» The request
Which lines include the word "axis"? Copy each of them.

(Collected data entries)
○ ○ ○ ○ ○

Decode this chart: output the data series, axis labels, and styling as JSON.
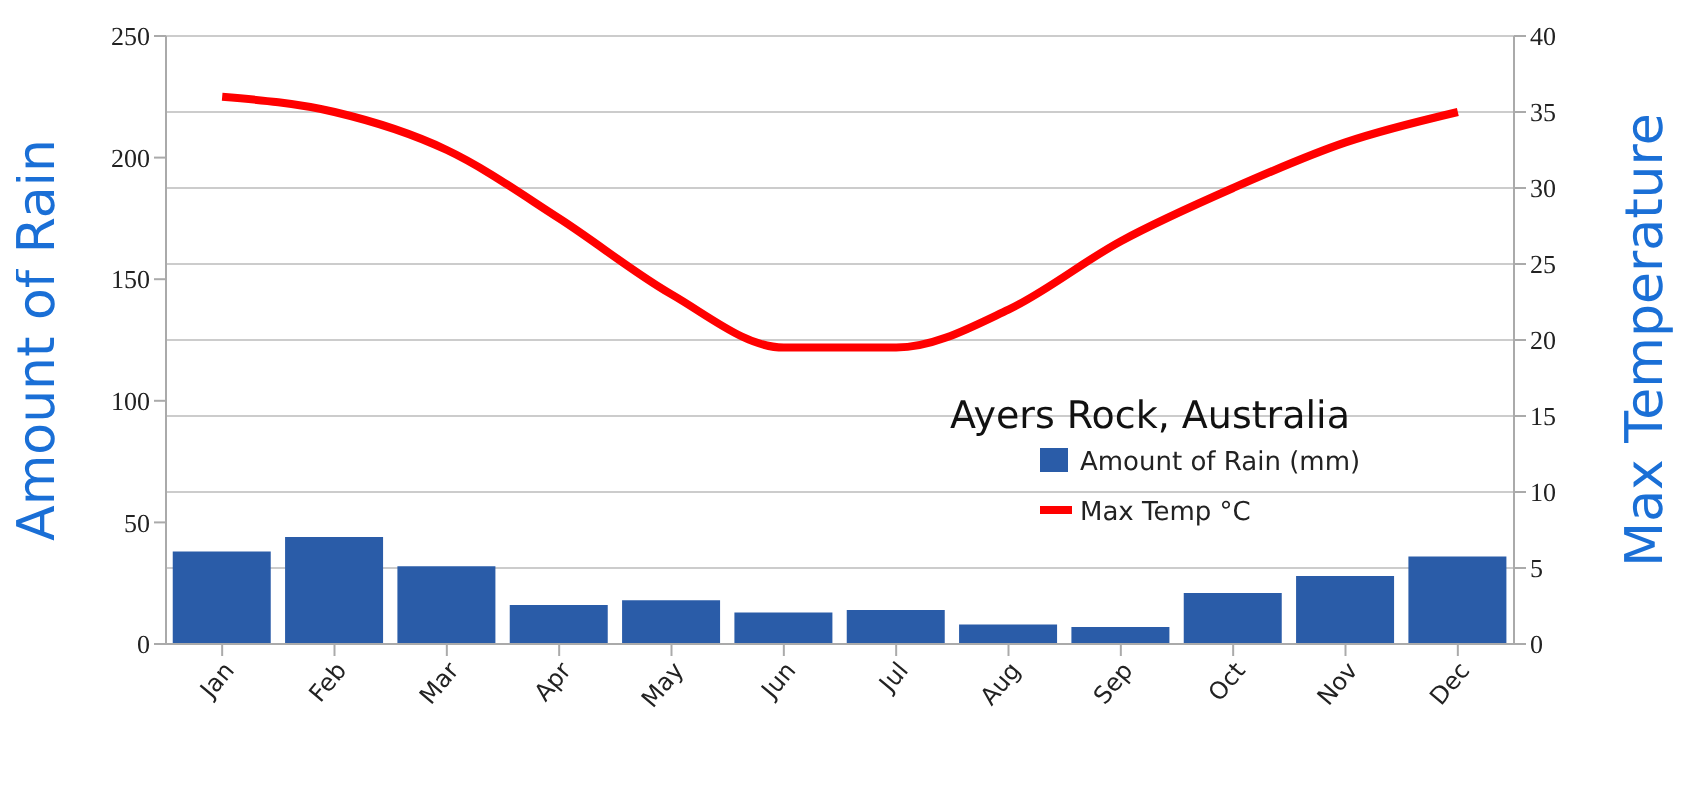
{
  "chart_data": {
    "type": "bar",
    "title": "Ayers Rock, Australia",
    "ylabel": "Amount of Rain",
    "y2label": "Max Temperature",
    "categories": [
      "Jan",
      "Feb",
      "Mar",
      "Apr",
      "May",
      "Jun",
      "Jul",
      "Aug",
      "Sep",
      "Oct",
      "Nov",
      "Dec"
    ],
    "series": [
      {
        "name": "Amount of Rain (mm)",
        "color": "#2a5ca8",
        "values": [
          38,
          44,
          32,
          16,
          18,
          13,
          14,
          8,
          7,
          21,
          28,
          36
        ]
      },
      {
        "name": "Max Temp °C",
        "type": "line",
        "axis": "y2",
        "color": "#ff0000",
        "values": [
          36,
          35,
          32.5,
          28,
          23,
          19.5,
          19.5,
          22,
          26.5,
          30,
          33,
          35
        ]
      }
    ],
    "ylim": [
      0,
      250
    ],
    "yticks": [
      0,
      50,
      100,
      150,
      200,
      250
    ],
    "y2lim": [
      0,
      40
    ],
    "y2ticks": [
      0,
      5,
      10,
      15,
      20,
      25,
      30,
      35,
      40
    ],
    "grid": "y",
    "legend": "right"
  }
}
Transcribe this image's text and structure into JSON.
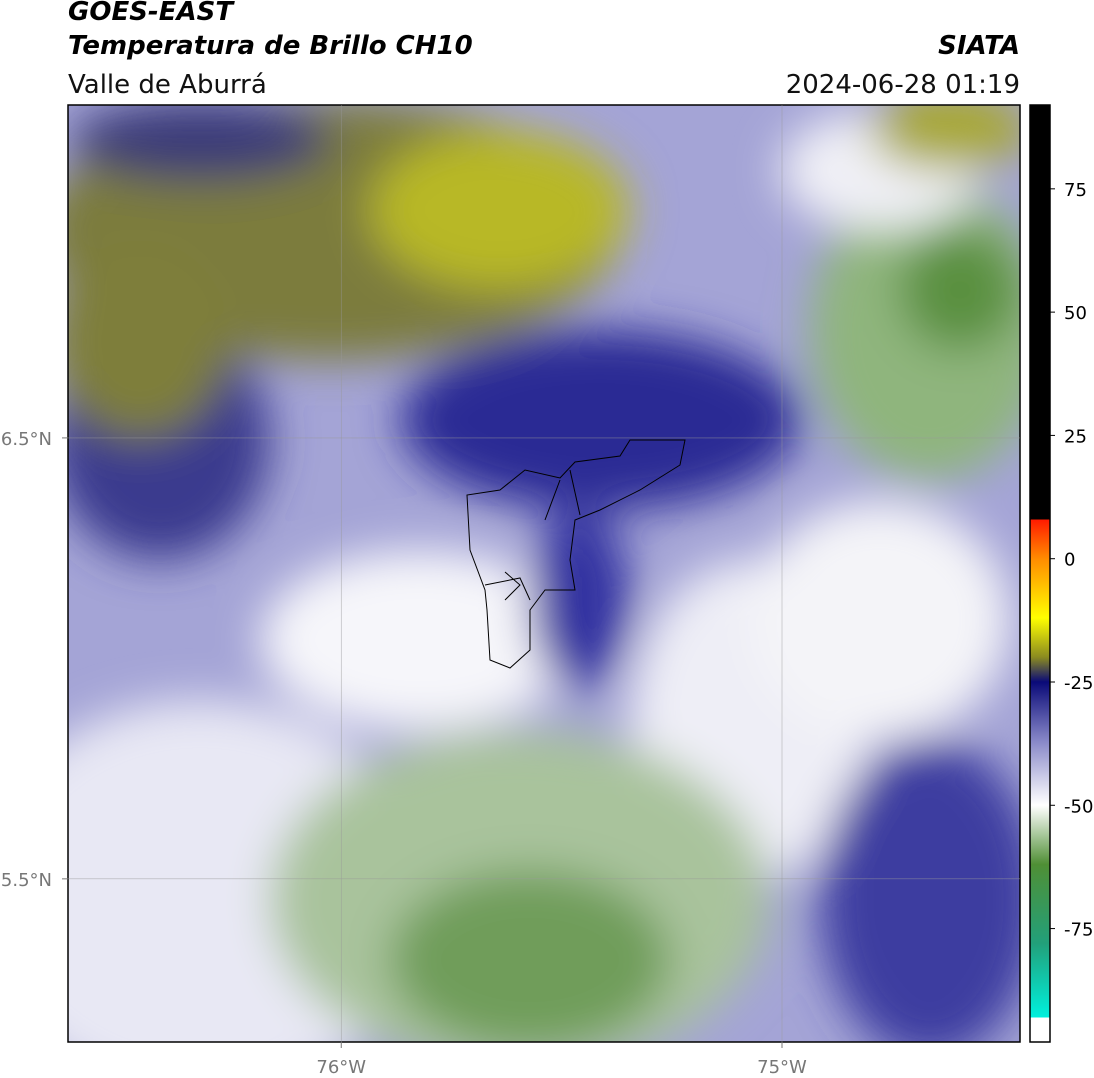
{
  "header": {
    "title": "GOES-EAST",
    "product": "Temperatura de Brillo CH10",
    "region": "Valle de Aburrá",
    "source": "SIATA",
    "datetime": "2024-06-28 01:19"
  },
  "map": {
    "xlim": [
      -76.62,
      -74.46
    ],
    "ylim": [
      5.13,
      7.255
    ],
    "xticks": [
      {
        "value": -76,
        "label": "76°W"
      },
      {
        "value": -75,
        "label": "75°W"
      }
    ],
    "yticks": [
      {
        "value": 6.5,
        "label": "6.5°N"
      },
      {
        "value": 5.5,
        "label": "5.5°N"
      }
    ],
    "grid": true
  },
  "colorbar": {
    "lim": [
      -98,
      92
    ],
    "ticks": [
      75,
      50,
      25,
      0,
      -25,
      -50,
      -75
    ],
    "colormap": [
      [
        92,
        "#000000"
      ],
      [
        8,
        "#000000"
      ],
      [
        8,
        "#ff1a00"
      ],
      [
        0,
        "#ff8c00"
      ],
      [
        -12,
        "#ffff00"
      ],
      [
        -20,
        "#8a8a20"
      ],
      [
        -25,
        "#0a0a78"
      ],
      [
        -37,
        "#8888c8"
      ],
      [
        -50,
        "#ffffff"
      ],
      [
        -62,
        "#4f8f35"
      ],
      [
        -78,
        "#22a07a"
      ],
      [
        -93,
        "#00f0dd"
      ],
      [
        -93,
        "#ffffff"
      ],
      [
        -98,
        "#ffffff"
      ]
    ]
  }
}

○ ○ ○ ○ ○

» Answer
Decode this chart: output the data series, axis labels, and styling as JSON.
        "axis": "y2",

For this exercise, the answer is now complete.